## WHAT TO PRODUCE
Convert each item below into a numbered list with one entry per line, and omit any blank lines.

>> start

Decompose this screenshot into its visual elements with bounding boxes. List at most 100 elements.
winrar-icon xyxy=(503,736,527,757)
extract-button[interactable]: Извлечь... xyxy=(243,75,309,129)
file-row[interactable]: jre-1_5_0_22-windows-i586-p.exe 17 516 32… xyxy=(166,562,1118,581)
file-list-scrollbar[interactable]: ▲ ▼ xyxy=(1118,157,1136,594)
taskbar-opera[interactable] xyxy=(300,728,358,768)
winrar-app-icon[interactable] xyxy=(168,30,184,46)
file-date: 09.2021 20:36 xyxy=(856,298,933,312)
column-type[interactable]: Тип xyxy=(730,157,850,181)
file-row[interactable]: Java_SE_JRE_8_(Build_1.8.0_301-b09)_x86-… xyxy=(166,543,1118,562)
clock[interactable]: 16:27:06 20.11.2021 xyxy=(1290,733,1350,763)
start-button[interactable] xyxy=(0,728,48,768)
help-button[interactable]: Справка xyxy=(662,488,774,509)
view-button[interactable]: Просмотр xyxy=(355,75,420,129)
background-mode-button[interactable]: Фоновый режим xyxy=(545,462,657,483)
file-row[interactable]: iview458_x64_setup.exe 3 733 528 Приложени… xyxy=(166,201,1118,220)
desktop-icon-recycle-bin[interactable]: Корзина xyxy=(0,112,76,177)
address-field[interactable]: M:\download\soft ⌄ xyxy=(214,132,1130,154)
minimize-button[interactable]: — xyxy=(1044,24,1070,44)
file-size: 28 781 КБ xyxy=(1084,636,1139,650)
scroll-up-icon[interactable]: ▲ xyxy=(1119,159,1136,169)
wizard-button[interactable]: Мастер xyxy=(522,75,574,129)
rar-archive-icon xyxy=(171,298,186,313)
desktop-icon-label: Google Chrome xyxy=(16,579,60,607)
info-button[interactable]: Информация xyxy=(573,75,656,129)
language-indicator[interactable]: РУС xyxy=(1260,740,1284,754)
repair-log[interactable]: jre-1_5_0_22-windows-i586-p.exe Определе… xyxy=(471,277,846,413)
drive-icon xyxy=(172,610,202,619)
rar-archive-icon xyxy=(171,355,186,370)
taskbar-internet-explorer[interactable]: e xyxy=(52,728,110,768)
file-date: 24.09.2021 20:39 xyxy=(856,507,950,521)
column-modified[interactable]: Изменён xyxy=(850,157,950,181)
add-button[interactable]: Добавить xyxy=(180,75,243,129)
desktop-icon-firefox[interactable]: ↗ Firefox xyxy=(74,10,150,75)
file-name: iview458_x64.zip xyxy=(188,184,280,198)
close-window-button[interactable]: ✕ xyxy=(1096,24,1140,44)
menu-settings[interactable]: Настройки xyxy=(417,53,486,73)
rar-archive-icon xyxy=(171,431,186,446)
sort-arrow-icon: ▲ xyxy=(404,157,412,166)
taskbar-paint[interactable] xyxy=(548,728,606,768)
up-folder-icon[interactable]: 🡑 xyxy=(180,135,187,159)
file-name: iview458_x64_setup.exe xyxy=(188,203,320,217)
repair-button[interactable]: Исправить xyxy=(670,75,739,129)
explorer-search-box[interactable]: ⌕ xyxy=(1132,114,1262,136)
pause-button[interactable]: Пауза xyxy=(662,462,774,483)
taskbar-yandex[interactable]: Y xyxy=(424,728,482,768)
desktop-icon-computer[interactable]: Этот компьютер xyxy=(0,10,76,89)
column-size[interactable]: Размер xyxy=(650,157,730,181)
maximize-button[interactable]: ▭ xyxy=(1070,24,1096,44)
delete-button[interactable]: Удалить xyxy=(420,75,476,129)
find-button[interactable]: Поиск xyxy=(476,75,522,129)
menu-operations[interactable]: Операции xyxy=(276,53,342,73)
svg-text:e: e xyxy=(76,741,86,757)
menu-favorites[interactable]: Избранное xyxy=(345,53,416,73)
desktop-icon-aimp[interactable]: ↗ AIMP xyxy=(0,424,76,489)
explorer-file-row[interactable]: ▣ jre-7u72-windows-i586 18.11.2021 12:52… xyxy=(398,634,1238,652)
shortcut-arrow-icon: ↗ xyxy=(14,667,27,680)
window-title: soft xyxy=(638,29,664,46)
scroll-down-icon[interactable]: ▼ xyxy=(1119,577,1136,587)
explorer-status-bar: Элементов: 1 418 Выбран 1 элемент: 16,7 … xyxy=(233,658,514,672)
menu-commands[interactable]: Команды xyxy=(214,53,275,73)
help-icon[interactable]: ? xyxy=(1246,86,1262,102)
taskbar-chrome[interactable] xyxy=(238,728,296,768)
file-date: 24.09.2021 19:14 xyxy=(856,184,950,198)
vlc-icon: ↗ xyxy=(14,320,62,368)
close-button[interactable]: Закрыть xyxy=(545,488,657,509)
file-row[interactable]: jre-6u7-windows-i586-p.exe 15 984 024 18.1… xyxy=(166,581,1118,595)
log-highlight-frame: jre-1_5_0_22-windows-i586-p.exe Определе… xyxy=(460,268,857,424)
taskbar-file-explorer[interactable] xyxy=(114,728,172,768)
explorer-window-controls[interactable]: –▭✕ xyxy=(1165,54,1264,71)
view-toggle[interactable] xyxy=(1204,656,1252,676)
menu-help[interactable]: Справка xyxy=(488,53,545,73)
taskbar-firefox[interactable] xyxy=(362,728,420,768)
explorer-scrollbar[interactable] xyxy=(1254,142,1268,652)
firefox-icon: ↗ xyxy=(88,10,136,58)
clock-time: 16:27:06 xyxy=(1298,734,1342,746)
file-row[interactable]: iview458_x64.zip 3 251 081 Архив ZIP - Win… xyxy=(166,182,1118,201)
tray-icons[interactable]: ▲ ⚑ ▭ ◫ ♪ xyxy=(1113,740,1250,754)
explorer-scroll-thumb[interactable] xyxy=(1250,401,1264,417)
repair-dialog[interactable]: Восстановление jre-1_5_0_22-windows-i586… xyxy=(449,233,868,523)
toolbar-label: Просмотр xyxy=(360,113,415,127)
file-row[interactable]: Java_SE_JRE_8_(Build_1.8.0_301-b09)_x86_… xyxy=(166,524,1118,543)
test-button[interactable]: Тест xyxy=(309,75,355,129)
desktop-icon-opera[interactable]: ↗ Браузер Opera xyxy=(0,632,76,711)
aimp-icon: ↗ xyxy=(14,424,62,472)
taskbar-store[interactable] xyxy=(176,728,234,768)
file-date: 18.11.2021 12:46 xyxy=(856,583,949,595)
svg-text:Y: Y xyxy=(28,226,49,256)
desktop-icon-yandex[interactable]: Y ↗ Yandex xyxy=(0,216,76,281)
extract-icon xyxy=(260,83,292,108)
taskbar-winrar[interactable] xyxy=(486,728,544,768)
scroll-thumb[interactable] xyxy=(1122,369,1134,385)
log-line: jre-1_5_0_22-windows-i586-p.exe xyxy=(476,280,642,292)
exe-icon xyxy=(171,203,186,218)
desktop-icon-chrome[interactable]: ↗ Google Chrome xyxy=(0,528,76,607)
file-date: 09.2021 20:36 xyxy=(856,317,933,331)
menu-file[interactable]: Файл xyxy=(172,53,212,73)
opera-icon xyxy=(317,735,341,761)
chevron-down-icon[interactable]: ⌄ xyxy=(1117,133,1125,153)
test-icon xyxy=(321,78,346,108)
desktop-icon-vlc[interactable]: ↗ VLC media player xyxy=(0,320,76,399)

>> end

## WORKED ANSWER
1. Decompose this screenshot into its visual elements with bounding boxes. List at most 100 elements.
2. winrar-icon xyxy=(503,736,527,757)
3. extract-button[interactable]: Извлечь... xyxy=(243,75,309,129)
4. file-row[interactable]: jre-1_5_0_22-windows-i586-p.exe 17 516 32… xyxy=(166,562,1118,581)
5. file-list-scrollbar[interactable]: ▲ ▼ xyxy=(1118,157,1136,594)
6. taskbar-opera[interactable] xyxy=(300,728,358,768)
7. winrar-app-icon[interactable] xyxy=(168,30,184,46)
8. file-date: 09.2021 20:36 xyxy=(856,298,933,312)
9. column-type[interactable]: Тип xyxy=(730,157,850,181)
10. file-row[interactable]: Java_SE_JRE_8_(Build_1.8.0_301-b09)_x86-… xyxy=(166,543,1118,562)
11. clock[interactable]: 16:27:06 20.11.2021 xyxy=(1290,733,1350,763)
12. start-button[interactable] xyxy=(0,728,48,768)
13. help-button[interactable]: Справка xyxy=(662,488,774,509)
14. view-button[interactable]: Просмотр xyxy=(355,75,420,129)
15. background-mode-button[interactable]: Фоновый режим xyxy=(545,462,657,483)
16. file-row[interactable]: iview458_x64_setup.exe 3 733 528 Приложени… xyxy=(166,201,1118,220)
17. desktop-icon-recycle-bin[interactable]: Корзина xyxy=(0,112,76,177)
18. address-field[interactable]: M:\download\soft ⌄ xyxy=(214,132,1130,154)
19. minimize-button[interactable]: — xyxy=(1044,24,1070,44)
20. file-size: 28 781 КБ xyxy=(1084,636,1139,650)
21. scroll-up-icon[interactable]: ▲ xyxy=(1119,159,1136,169)
22. wizard-button[interactable]: Мастер xyxy=(522,75,574,129)
23. rar-archive-icon xyxy=(171,298,186,313)
24. desktop-icon-label: Google Chrome xyxy=(16,579,60,607)
25. info-button[interactable]: Информация xyxy=(573,75,656,129)
26. language-indicator[interactable]: РУС xyxy=(1260,740,1284,754)
27. repair-log[interactable]: jre-1_5_0_22-windows-i586-p.exe Определе… xyxy=(471,277,846,413)
28. drive-icon xyxy=(172,610,202,619)
29. rar-archive-icon xyxy=(171,355,186,370)
30. taskbar-internet-explorer[interactable]: e xyxy=(52,728,110,768)
31. file-date: 24.09.2021 20:39 xyxy=(856,507,950,521)
32. column-modified[interactable]: Изменён xyxy=(850,157,950,181)
33. add-button[interactable]: Добавить xyxy=(180,75,243,129)
34. desktop-icon-firefox[interactable]: ↗ Firefox xyxy=(74,10,150,75)
35. file-name: iview458_x64.zip xyxy=(188,184,280,198)
36. close-window-button[interactable]: ✕ xyxy=(1096,24,1140,44)
37. menu-settings[interactable]: Настройки xyxy=(417,53,486,73)
38. rar-archive-icon xyxy=(171,431,186,446)
39. sort-arrow-icon: ▲ xyxy=(404,157,412,166)
40. taskbar-paint[interactable] xyxy=(548,728,606,768)
41. up-folder-icon[interactable]: 🡑 xyxy=(180,135,187,159)
42. file-name: iview458_x64_setup.exe xyxy=(188,203,320,217)
43. repair-button[interactable]: Исправить xyxy=(670,75,739,129)
44. explorer-search-box[interactable]: ⌕ xyxy=(1132,114,1262,136)
45. pause-button[interactable]: Пауза xyxy=(662,462,774,483)
46. taskbar-yandex[interactable]: Y xyxy=(424,728,482,768)
47. desktop-icon-computer[interactable]: Этот компьютер xyxy=(0,10,76,89)
48. column-size[interactable]: Размер xyxy=(650,157,730,181)
49. maximize-button[interactable]: ▭ xyxy=(1070,24,1096,44)
50. delete-button[interactable]: Удалить xyxy=(420,75,476,129)
51. find-button[interactable]: Поиск xyxy=(476,75,522,129)
52. menu-operations[interactable]: Операции xyxy=(276,53,342,73)
53. svg-text:e: e xyxy=(76,741,86,757)
54. menu-favorites[interactable]: Избранное xyxy=(345,53,416,73)
55. desktop-icon-aimp[interactable]: ↗ AIMP xyxy=(0,424,76,489)
56. explorer-file-row[interactable]: ▣ jre-7u72-windows-i586 18.11.2021 12:52… xyxy=(398,634,1238,652)
57. shortcut-arrow-icon: ↗ xyxy=(14,667,27,680)
58. window-title: soft xyxy=(638,29,664,46)
59. scroll-down-icon[interactable]: ▼ xyxy=(1119,577,1136,587)
60. explorer-status-bar: Элементов: 1 418 Выбран 1 элемент: 16,7 … xyxy=(233,658,514,672)
61. menu-commands[interactable]: Команды xyxy=(214,53,275,73)
62. help-icon[interactable]: ? xyxy=(1246,86,1262,102)
63. taskbar-chrome[interactable] xyxy=(238,728,296,768)
64. file-date: 24.09.2021 19:14 xyxy=(856,184,950,198)
65. vlc-icon: ↗ xyxy=(14,320,62,368)
66. close-button[interactable]: Закрыть xyxy=(545,488,657,509)
67. file-row[interactable]: jre-6u7-windows-i586-p.exe 15 984 024 18.1… xyxy=(166,581,1118,595)
68. log-highlight-frame: jre-1_5_0_22-windows-i586-p.exe Определе… xyxy=(460,268,857,424)
69. taskbar-file-explorer[interactable] xyxy=(114,728,172,768)
70. explorer-window-controls[interactable]: –▭✕ xyxy=(1165,54,1264,71)
71. view-toggle[interactable] xyxy=(1204,656,1252,676)
72. menu-help[interactable]: Справка xyxy=(488,53,545,73)
73. taskbar-firefox[interactable] xyxy=(362,728,420,768)
74. explorer-scrollbar[interactable] xyxy=(1254,142,1268,652)
75. firefox-icon: ↗ xyxy=(88,10,136,58)
76. clock-time: 16:27:06 xyxy=(1298,734,1342,746)
77. file-row[interactable]: iview458_x64.zip 3 251 081 Архив ZIP - Win… xyxy=(166,182,1118,201)
78. tray-icons[interactable]: ▲ ⚑ ▭ ◫ ♪ xyxy=(1113,740,1250,754)
79. explorer-scroll-thumb[interactable] xyxy=(1250,401,1264,417)
80. repair-dialog[interactable]: Восстановление jre-1_5_0_22-windows-i586… xyxy=(449,233,868,523)
81. toolbar-label: Просмотр xyxy=(360,113,415,127)
82. file-row[interactable]: Java_SE_JRE_8_(Build_1.8.0_301-b09)_x86_… xyxy=(166,524,1118,543)
83. test-button[interactable]: Тест xyxy=(309,75,355,129)
84. desktop-icon-opera[interactable]: ↗ Браузер Opera xyxy=(0,632,76,711)
85. aimp-icon: ↗ xyxy=(14,424,62,472)
86. taskbar-store[interactable] xyxy=(176,728,234,768)
87. file-date: 18.11.2021 12:46 xyxy=(856,583,949,595)
88. svg-text:Y: Y xyxy=(28,226,49,256)
89. desktop-icon-yandex[interactable]: Y ↗ Yandex xyxy=(0,216,76,281)
90. extract-icon xyxy=(260,83,292,108)
91. taskbar-winrar[interactable] xyxy=(486,728,544,768)
92. scroll-thumb[interactable] xyxy=(1122,369,1134,385)
93. log-line: jre-1_5_0_22-windows-i586-p.exe xyxy=(476,280,642,292)
94. exe-icon xyxy=(171,203,186,218)
95. desktop-icon-chrome[interactable]: ↗ Google Chrome xyxy=(0,528,76,607)
96. file-date: 09.2021 20:36 xyxy=(856,317,933,331)
97. menu-file[interactable]: Файл xyxy=(172,53,212,73)
98. opera-icon xyxy=(317,735,341,761)
99. chevron-down-icon[interactable]: ⌄ xyxy=(1117,133,1125,153)
100. test-icon xyxy=(321,78,346,108)
101. desktop-icon-vlc[interactable]: ↗ VLC media player xyxy=(0,320,76,399)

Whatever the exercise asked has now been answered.